[Records of document pages]
========

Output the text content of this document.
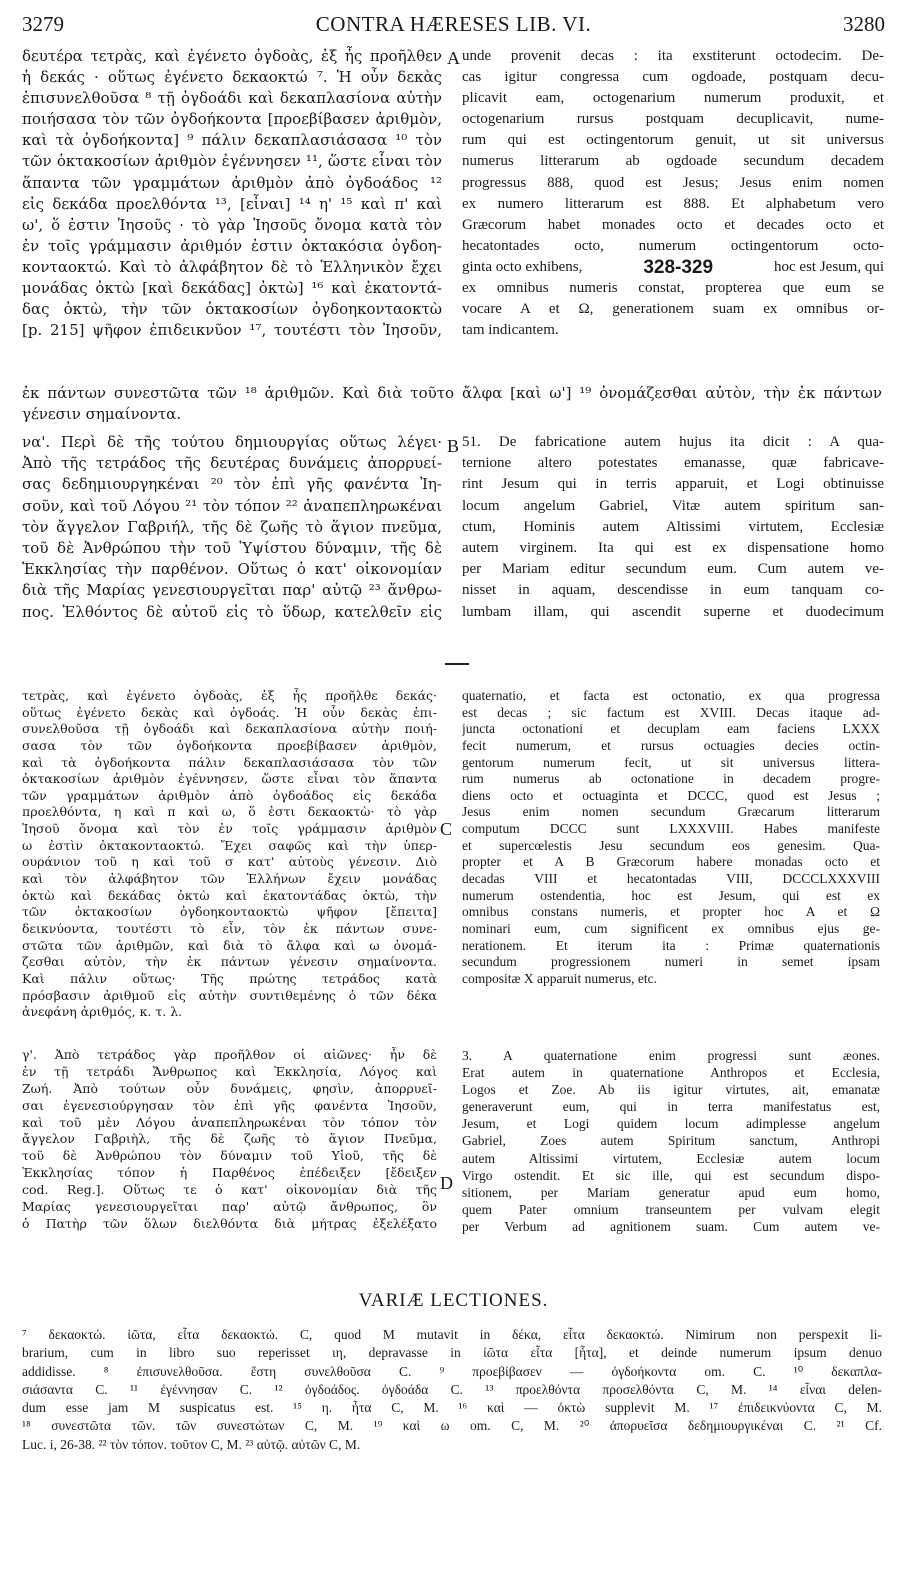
3279	CONTRA HÆRESES LIB. VI.	3280
δευτέρα τετρὰς, καὶ ἐγένετο ὀγδοὰς, ἐξ ἧς προῆλθεν
ἡ δεκάς · οὕτως ἐγένετο δεκαοκτώ ⁷. Ἡ οὖν δεκὰς
ἐπισυνελθοῦσα ⁸ τῇ ὀγδοάδι καὶ δεκαπλασίονα αὐτὴν
ποιήσασα τὸν τῶν ὀγδοήκοντα [προεβίβασεν ἀριθμὸν,
καὶ τὰ ὀγδοήκοντα] ⁹ πάλιν δεκαπλασιάσασα ¹⁰ τὸν
τῶν ὀκτακοσίων ἀριθμὸν ἐγέννησεν ¹¹, ὥστε εἶναι τὸν
ἅπαντα τῶν γραμμάτων ἀριθμὸν ἀπὸ ὀγδοάδος ¹²
εἰς δεκάδα προελθόντα ¹³, [εἶναι] ¹⁴ η' ¹⁵ καὶ π' καὶ
ω', ὅ ἐστιν Ἰησοῦς · τὸ γὰρ Ἰησοῦς ὄνομα κατὰ τὸν
ἐν τοῖς γράμμασιν ἀριθμόν ἐστιν ὀκτακόσια ὀγδοη-
κονταοκτώ. Καὶ τὸ ἀλφάβητον δὲ τὸ Ἑλληνικὸν ἔχει
μονάδας ὀκτὼ [καὶ δεκάδας] ὀκτὼ] ¹⁶ καὶ ἑκατοντά-
δας ὀκτὼ, τὴν τῶν ὀκτακοσίων ὀγδοηκονταοκτὼ
[p. 215] ψῆφον ἐπιδεικνῦον ¹⁷, τουτέστι τὸν Ἰησοῦν,
A unde provenit decas : ita exstiterunt octodecim. De-
cas igitur congressa cum ogdoade, postquam decu-
plicavit eam, octogenarium numerum produxit, et
octogenarium rursus postquam decuplicavit, nume-
rum qui est octingentorum genuit, ut sit universus
numerus litterarum ab ogdoade secundum decadem
progressus 888, quod est Jesus; Jesus enim nomen
ex numero litterarum est 888. Et alphabetum vero
Græcorum habet monades octo et decades octo et
hecatontades octo, numerum octingentorum octo-
ginta octo exhibens,	328-329	hoc est Jesum, qui
ex omnibus numeris constat, propterea que eum se
vocare A et Ω, generationem suam ex omnibus or-
tam indicantem.
ἐκ πάντων συνεστῶτα τῶν ¹⁸ ἀριθμῶν. Καὶ διὰ τοῦτο ἄλφα [καὶ ω'] ¹⁹ ὀνομάζεσθαι αὐτὸν, τὴν ἐκ πάντων
γένεσιν σημαίνοντα.
να'. Περὶ δὲ τῆς τούτου δημιουργίας οὕτως λέγει·
Ἀπὸ τῆς τετράδος τῆς δευτέρας δυνάμεις ἀπορρυεί-
σας δεδημιουργηκέναι ²⁰ τὸν ἐπὶ γῆς φανέντα Ἰη-
σοῦν, καὶ τοῦ Λόγου ²¹ τὸν τόπον ²² ἀναπεπληρωκέναι
τὸν ἄγγελον Γαβριήλ, τῆς δὲ ζωῆς τὸ ἅγιον πνεῦμα,
τοῦ δὲ Ἀνθρώπου τὴν τοῦ Ὑψίστου δύναμιν, τῆς δὲ
Ἐκκλησίας τὴν παρθένον. Οὕτως ὁ κατ' οἰκονομίαν
διὰ τῆς Μαρίας γενεσιουργεῖται παρ' αὐτῷ ²³ ἄνθρω-
πος. Ἐλθόντος δὲ αὐτοῦ εἰς τὸ ὕδωρ, κατελθεῖν εἰς
B 51. De fabricatione autem hujus ita dicit : A qua-
ternione altero potestates emanasse, quæ fabricave-
rint Jesum qui in terris apparuit, et Logi obtinuisse
locum angelum Gabriel, Vitæ autem spiritum san-
ctum, Hominis autem Altissimi virtutem, Ecclesiæ
autem virginem. Ita qui est ex dispensatione homo
per Mariam editur secundum eum. Cum autem ve-
nisset in aquam, descendisse in eum tanquam co-
lumbam illam, qui ascendit superne et duodecimum
τετρὰς, καὶ ἐγένετο ὀγδοὰς, ἐξ ἧς προῆλθε δεκάς·
οὕτως ἐγένετο δεκὰς καὶ ὀγδοάς. Ἡ οὖν δεκὰς ἐπι-
συνελθοῦσα τῇ ὀγδοάδι καὶ δεκαπλασίονα αὐτὴν ποιή-
σασα τὸν τῶν ὀγδοήκοντα προεβίβασεν ἀριθμὸν,
καὶ τὰ ὀγδοήκοντα πάλιν δεκαπλασιάσασα τὸν τῶν
ὀκτακοσίων ἀριθμὸν ἐγέννησεν, ὥστε εἶναι τὸν ἅπαντα
τῶν γραμμάτων ἀριθμὸν ἀπὸ ὀγδοάδος εἰς δεκάδα
προελθόντα, η καὶ π καὶ ω, ὅ ἐστι δεκαοκτὼ· τὸ γὰρ
Ἰησοῦ ὄνομα καὶ τὸν ἐν τοῖς γράμμασιν ἀριθμὸν
ω ἐστὶν ὀκτακονταοκτώ. Ἔχει σαφῶς καὶ τὴν ὑπερ-
ουράνιον τοῦ η καὶ τοῦ σ κατ' αὐτοὺς γένεσιν. Διὸ
καὶ τὸν ἀλφάβητον τῶν Ἑλλήνων ἔχειν μονάδας
ὀκτὼ καὶ δεκάδας ὀκτὼ καὶ ἑκατοντάδας ὀκτὼ, τὴν
τῶν ὀκτακοσίων ὀγδοηκονταοκτὼ ψῆφον [ἔπειτα]
δεικνύοντα, τουτέστι τὸ εἶν, τὸν ἐκ πάντων συνε-
στῶτα τῶν ἀριθμῶν, καὶ διὰ τὸ ἄλφα καὶ ω ὀνομά-
ζεσθαι αὐτὸν, τὴν ἐκ πάντων γένεσιν σημαίνοντα.
Καὶ πάλιν οὕτως· Τῆς πρώτης τετράδος κατὰ
πρόσβασιν ἀριθμοῦ εἰς αὐτὴν συντιθεμένης ὁ τῶν δέκα
ἀνεφάνη ἀριθμός, κ. τ. λ.
C
quaternatio, et facta est octonatio, ex qua progressa
est decas ; sic factum est XVIII. Decas itaque ad-
juncta octonationi et decuplam eam faciens LXXX
fecit numerum, et rursus octuagies decies octin-
gentorum numerum fecit, ut sit universus littera-
rum numerus ab octonatione in decadem progre-
diens octo et octuaginta et DCCC, quod est Jesus ;
Jesus enim nomen secundum Græcarum litterarum
computum DCCC sunt LXXXVIII. Habes manifeste
et supercœlestis Jesu secundum eos genesim. Qua-
propter et A B Græcorum habere monadas octo et
decadas VIII et hecatontadas VIII, DCCCLXXXVIII
numerum ostendentia, hoc est Jesum, qui est ex
omnibus constans numeris, et propter hoc A et Ω
nominari eum, cum significent ex omnibus ejus ge-
nerationem. Et iterum ita : Primæ quaternationis
secundum progressionem numeri in semet ipsam
compositæ X apparuit numerus, etc.
γ'. Ἀπὸ τετράδος γὰρ προῆλθον οἱ αἰῶνες· ἦν δὲ
ἐν τῇ τετράδι Ἄνθρωπος καὶ Ἐκκλησία, Λόγος καὶ
Ζωή. Ἀπὸ τούτων οὖν δυνάμεις, φησὶν, ἀπορρυεῖ-
σαι ἐγενεσιούργησαν τὸν ἐπὶ γῆς φανέντα Ἰησοῦν,
καὶ τοῦ μὲν Λόγου ἀναπεπληρωκέναι τὸν τόπον τὸν
ἄγγελον Γαβριὴλ, τῆς δὲ ζωῆς τὸ ἅγιον Πνεῦμα,
τοῦ δὲ Ἀνθρώπου τὸν δύναμιν τοῦ Υἱοῦ, τῆς δὲ
Ἐκκλησίας τόπον ἡ Παρθένος ἐπέδειξεν [ἔδειξεν
cod. Reg.]. Οὕτως τε ὁ κατ' οἰκονομίαν διὰ τῆς
Μαρίας γενεσιουργεῖται παρ' αὐτῷ ἄνθρωπος, ὃν
ὁ Πατὴρ τῶν ὅλων διελθόντα διὰ μήτρας ἐξελέξατο
D
3. A quaternatione enim progressi sunt æones.
Erat autem in quaternatione Anthropos et Ecclesia,
Logos et Zoe. Ab iis igitur virtutes, ait, emanatæ
generaverunt eum, qui in terra manifestatus est,
Jesum, et Logi quidem locum adimplesse angelum
Gabriel, Zoes autem Spiritum sanctum, Anthropi
autem Altissimi virtutem, Ecclesiæ autem locum
Virgo ostendit. Et sic ille, qui est secundum dispo-
sitionem, per Mariam generatur apud eum homo,
quem Pater omnium transeuntem per vulvam elegit
per Verbum ad agnitionem suam. Cum autem ve-
VARIÆ LECTIONES.
⁷ δεκαοκτώ. ἰῶτα, εἶτα δεκαοκτώ. C, quod M mutavit in δέκα, εἶτα δεκαοκτώ. Nimirum non perspexit li-
brarium, cum in libro suo reperisset ιη, depravasse in ἰῶτα εἶτα [ἦτα], et deinde numerum ipsum denuo
addidisse. ⁸ ἐπισυνελθοῦσα. ἔστη συνελθοῦσα C. ⁹ προεβίβασεν — ὀγδοήκοντα om. C. ¹⁰ δεκαπλα-
σιάσαντα C. ¹¹ ἐγέννησαν C. ¹² ὀγδοάδος. ὀγδοάδα C. ¹³ προελθόντα προσελθόντα C, M. ¹⁴ εἶναι delen-
dum esse jam M suspicatus est. ¹⁵ η. ἦτα C, M. ¹⁶ καὶ — ὀκτὼ supplevit M. ¹⁷ ἐπιδεικνύοντα C, M.
¹⁸ συνεστῶτα τῶν. τῶν συνεστώτων C, M. ¹⁹ καὶ ω om. C, M. ²⁰ ἀπορυεῖσα δεδημιουργικέναι C. ²¹ Cf.
Luc. i, 26-38. ²² τὸν τόπον. τοῦτον C, M. ²³ αὐτῷ. αὐτῶν C, M.
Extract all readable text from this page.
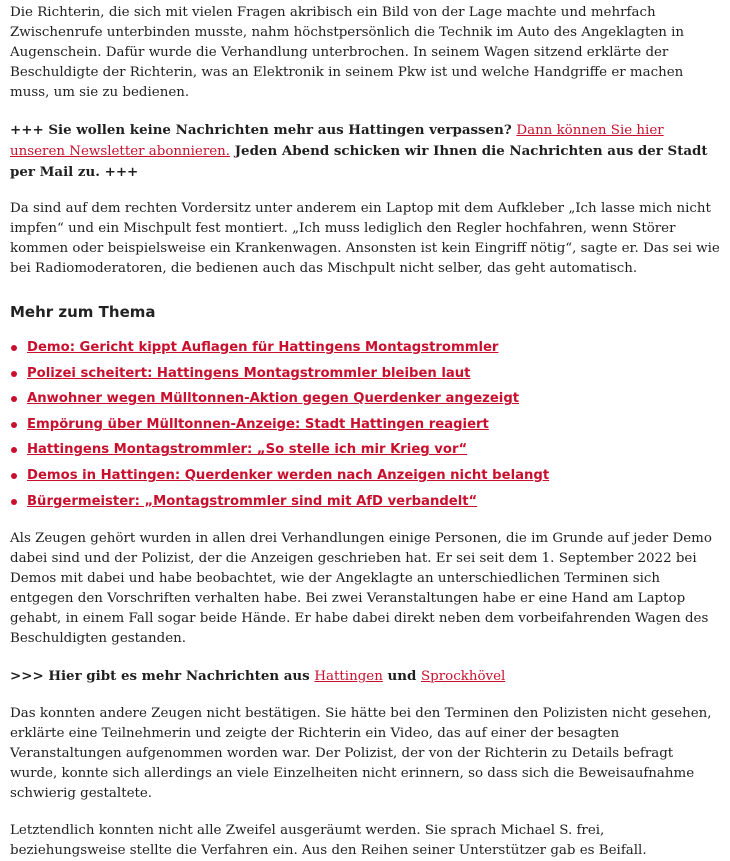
Die Richterin, die sich mit vielen Fragen akribisch ein Bild von der Lage machte und mehrfach Zwischenrufe unterbinden musste, nahm höchstpersönlich die Technik im Auto des Angeklagten in Augenschein. Dafür wurde die Verhandlung unterbrochen. In seinem Wagen sitzend erklärte der Beschuldigte der Richterin, was an Elektronik in seinem Pkw ist und welche Handgriffe er machen muss, um sie zu bedienen.

+++ Sie wollen keine Nachrichten mehr aus Hattingen verpassen? Dann können Sie hier unseren Newsletter abonnieren. Jeden Abend schicken wir Ihnen die Nachrichten aus der Stadt per Mail zu. +++

Da sind auf dem rechten Vordersitz unter anderem ein Laptop mit dem Aufkleber „Ich lasse mich nicht impfen“ und ein Mischpult fest montiert. „Ich muss lediglich den Regler hochfahren, wenn Störer kommen oder beispielsweise ein Krankenwagen. Ansonsten ist kein Eingriff nötig“, sagte er. Das sei wie bei Radiomoderatoren, die bedienen auch das Mischpult nicht selber, das geht automatisch.

Mehr zum Thema
Demo: Gericht kippt Auflagen für Hattingens Montagstrommler
Polizei scheitert: Hattingens Montagstrommler bleiben laut
Anwohner wegen Mülltonnen-Aktion gegen Querdenker angezeigt
Empörung über Mülltonnen-Anzeige: Stadt Hattingen reagiert
Hattingens Montagstrommler: „So stelle ich mir Krieg vor“
Demos in Hattingen: Querdenker werden nach Anzeigen nicht belangt
Bürgermeister: „Montagstrommler sind mit AfD verbandelt“

Als Zeugen gehört wurden in allen drei Verhandlungen einige Personen, die im Grunde auf jeder Demo dabei sind und der Polizist, der die Anzeigen geschrieben hat. Er sei seit dem 1. September 2022 bei Demos mit dabei und habe beobachtet, wie der Angeklagte an unterschiedlichen Terminen sich entgegen den Vorschriften verhalten habe. Bei zwei Veranstaltungen habe er eine Hand am Laptop gehabt, in einem Fall sogar beide Hände. Er habe dabei direkt neben dem vorbeifahrenden Wagen des Beschuldigten gestanden.

>>> Hier gibt es mehr Nachrichten aus Hattingen und Sprockhövel

Das konnten andere Zeugen nicht bestätigen. Sie hätte bei den Terminen den Polizisten nicht gesehen, erklärte eine Teilnehmerin und zeigte der Richterin ein Video, das auf einer der besagten Veranstaltungen aufgenommen worden war. Der Polizist, der von der Richterin zu Details befragt wurde, konnte sich allerdings an viele Einzelheiten nicht erinnern, so dass sich die Beweisaufnahme schwierig gestaltete.

Letztendlich konnten nicht alle Zweifel ausgeräumt werden. Sie sprach Michael S. frei, beziehungsweise stellte die Verfahren ein. Aus den Reihen seiner Unterstützer gab es Beifall.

========

* Task objective
Copy out the lines above that hold the string "τοῖς".

* Solved exercise
ἐν τοῖς γράμμασιν ἀριθμόν ἐστιν ὀκτακόσια ὀγδοη-
Ἰησοῦ ὄνομα καὶ τὸν ἐν τοῖς γράμμασιν ἀριθμὸν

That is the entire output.